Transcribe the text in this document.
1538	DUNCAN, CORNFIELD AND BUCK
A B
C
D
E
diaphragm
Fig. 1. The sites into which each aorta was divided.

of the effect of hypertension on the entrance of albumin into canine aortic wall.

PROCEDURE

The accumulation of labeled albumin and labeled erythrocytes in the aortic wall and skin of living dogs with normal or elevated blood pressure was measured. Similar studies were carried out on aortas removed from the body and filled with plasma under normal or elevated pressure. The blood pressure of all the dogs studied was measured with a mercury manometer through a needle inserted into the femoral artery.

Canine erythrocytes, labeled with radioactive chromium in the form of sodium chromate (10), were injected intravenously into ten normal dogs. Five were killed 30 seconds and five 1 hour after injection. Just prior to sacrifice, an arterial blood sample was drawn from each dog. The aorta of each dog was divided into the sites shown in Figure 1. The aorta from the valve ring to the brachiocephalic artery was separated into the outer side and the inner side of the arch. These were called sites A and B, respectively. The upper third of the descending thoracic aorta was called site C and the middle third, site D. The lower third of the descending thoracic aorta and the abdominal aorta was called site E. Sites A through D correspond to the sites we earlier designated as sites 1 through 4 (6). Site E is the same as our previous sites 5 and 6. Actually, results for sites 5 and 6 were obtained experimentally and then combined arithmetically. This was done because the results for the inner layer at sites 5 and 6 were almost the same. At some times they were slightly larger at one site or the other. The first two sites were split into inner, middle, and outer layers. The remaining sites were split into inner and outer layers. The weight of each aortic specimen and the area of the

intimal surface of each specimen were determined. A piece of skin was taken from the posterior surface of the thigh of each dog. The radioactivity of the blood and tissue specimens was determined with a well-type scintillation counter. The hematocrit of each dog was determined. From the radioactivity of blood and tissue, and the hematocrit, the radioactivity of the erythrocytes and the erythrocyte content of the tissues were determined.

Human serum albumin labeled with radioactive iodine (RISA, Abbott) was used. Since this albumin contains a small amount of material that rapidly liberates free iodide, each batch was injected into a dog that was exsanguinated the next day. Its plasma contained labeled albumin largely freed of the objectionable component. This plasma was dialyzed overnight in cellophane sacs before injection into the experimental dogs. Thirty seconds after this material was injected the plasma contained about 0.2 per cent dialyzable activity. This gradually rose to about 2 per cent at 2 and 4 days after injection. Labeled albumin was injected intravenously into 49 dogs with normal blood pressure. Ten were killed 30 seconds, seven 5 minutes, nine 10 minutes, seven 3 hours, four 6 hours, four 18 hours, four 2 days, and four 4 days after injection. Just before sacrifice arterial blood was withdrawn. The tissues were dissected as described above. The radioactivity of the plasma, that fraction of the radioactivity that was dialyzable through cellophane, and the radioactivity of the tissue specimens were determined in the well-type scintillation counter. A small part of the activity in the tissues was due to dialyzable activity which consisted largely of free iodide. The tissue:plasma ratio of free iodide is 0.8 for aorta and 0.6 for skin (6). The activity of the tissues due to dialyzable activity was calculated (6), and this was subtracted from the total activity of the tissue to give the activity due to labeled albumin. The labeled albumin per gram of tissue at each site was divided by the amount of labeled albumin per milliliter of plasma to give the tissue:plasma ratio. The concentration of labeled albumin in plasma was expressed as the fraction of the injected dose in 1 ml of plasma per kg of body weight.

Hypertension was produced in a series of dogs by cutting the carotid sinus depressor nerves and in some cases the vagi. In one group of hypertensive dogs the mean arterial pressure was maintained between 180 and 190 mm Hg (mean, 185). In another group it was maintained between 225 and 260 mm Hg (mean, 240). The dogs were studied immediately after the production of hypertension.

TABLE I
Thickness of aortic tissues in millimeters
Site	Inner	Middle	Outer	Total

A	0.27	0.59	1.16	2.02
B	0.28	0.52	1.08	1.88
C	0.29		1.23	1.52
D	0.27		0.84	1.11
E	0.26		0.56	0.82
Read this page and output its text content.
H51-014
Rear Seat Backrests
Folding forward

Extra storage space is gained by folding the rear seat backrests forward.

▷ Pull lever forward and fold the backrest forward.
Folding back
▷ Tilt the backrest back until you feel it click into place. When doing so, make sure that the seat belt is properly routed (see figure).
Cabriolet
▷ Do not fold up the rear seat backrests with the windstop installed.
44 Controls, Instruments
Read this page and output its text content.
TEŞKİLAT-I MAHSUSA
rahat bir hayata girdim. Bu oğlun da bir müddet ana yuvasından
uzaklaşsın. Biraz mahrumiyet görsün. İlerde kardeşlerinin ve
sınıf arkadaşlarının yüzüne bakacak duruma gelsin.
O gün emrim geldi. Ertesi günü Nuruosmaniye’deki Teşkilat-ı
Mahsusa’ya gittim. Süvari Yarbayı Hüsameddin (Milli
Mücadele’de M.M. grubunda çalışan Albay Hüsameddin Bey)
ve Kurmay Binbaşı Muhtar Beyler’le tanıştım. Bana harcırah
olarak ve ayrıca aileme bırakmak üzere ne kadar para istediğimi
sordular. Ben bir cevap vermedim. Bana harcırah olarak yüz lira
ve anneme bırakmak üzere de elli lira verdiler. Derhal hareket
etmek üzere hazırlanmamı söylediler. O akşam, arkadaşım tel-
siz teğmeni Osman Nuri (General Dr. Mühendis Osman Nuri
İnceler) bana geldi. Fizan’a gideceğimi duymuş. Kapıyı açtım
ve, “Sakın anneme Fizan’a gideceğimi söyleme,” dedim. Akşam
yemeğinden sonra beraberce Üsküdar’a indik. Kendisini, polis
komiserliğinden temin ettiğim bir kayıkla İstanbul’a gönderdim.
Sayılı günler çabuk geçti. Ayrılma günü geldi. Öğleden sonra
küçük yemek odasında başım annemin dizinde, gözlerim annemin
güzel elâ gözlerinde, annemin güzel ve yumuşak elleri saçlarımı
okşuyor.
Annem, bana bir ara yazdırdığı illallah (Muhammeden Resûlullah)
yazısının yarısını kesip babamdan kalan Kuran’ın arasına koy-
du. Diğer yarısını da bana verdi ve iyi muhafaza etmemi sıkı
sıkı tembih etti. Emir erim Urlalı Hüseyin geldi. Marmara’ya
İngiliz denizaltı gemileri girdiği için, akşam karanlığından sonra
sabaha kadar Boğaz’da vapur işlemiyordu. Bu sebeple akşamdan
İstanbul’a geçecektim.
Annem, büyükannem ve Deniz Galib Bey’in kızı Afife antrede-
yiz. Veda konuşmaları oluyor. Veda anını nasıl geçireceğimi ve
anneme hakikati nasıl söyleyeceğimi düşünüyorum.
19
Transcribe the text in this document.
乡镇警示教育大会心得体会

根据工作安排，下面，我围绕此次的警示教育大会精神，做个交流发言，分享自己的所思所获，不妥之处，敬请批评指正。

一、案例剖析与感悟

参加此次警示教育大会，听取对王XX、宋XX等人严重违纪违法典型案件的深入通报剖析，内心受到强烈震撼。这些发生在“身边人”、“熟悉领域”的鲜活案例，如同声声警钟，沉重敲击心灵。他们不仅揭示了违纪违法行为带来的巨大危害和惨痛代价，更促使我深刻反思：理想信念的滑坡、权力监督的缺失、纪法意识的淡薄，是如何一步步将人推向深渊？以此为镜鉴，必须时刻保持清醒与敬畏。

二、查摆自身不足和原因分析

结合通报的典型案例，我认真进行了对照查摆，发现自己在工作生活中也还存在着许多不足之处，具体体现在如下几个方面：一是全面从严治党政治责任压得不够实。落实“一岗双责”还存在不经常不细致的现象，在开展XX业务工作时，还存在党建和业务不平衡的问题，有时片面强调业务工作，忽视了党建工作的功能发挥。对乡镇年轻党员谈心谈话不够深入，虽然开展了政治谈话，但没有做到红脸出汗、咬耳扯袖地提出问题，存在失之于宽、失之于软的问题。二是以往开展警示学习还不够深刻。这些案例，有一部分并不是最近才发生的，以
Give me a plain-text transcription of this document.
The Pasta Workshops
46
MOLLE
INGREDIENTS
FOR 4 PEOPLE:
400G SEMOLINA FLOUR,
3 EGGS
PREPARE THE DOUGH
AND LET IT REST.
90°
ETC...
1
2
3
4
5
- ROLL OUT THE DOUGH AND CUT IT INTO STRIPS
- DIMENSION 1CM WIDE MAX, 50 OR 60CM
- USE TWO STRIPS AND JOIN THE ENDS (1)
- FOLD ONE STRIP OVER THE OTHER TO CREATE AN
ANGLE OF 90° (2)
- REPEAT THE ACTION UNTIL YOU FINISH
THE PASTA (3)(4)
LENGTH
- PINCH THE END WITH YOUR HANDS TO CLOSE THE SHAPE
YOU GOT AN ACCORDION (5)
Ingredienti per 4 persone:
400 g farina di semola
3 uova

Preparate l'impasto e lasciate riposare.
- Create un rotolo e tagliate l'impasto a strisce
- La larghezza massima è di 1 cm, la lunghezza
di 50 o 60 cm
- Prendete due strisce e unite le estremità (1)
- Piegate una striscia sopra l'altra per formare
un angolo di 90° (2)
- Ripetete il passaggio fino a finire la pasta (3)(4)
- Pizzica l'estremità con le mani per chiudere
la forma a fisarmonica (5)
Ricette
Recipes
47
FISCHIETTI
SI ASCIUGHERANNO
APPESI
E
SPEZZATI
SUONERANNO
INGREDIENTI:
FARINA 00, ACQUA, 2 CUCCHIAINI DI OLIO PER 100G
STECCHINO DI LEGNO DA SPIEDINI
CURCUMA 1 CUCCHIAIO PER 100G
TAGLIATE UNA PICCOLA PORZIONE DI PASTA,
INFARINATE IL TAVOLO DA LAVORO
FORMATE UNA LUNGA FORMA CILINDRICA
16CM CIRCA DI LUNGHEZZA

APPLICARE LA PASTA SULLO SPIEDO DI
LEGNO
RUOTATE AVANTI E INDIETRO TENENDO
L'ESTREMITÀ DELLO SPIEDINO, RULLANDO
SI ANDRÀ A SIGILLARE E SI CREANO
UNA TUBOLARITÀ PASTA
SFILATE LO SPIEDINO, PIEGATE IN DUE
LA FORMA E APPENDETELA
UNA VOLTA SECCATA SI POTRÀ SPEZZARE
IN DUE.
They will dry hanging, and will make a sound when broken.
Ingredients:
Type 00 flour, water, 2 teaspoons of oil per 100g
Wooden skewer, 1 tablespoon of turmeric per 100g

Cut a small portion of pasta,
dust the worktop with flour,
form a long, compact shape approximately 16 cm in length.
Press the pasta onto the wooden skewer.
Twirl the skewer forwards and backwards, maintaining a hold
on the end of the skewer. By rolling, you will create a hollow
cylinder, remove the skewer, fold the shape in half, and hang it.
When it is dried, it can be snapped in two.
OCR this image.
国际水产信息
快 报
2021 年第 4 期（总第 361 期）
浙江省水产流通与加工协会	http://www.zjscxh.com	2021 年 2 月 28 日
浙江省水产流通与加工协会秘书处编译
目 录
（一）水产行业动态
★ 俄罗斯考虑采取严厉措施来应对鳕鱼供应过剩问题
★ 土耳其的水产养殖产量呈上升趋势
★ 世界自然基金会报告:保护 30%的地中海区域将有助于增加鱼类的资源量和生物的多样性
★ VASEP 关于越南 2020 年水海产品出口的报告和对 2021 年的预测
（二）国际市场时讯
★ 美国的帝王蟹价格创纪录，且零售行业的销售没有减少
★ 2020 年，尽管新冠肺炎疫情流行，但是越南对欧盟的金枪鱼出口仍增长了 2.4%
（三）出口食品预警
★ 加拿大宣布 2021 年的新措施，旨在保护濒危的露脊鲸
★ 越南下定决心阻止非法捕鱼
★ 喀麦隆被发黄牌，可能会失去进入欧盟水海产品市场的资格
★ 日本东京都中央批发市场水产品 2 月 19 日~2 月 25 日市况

§ **STATED TASK**
Determine how many of the lines above hold the word "wall", and output that number by itself.

§ **RESULT**
2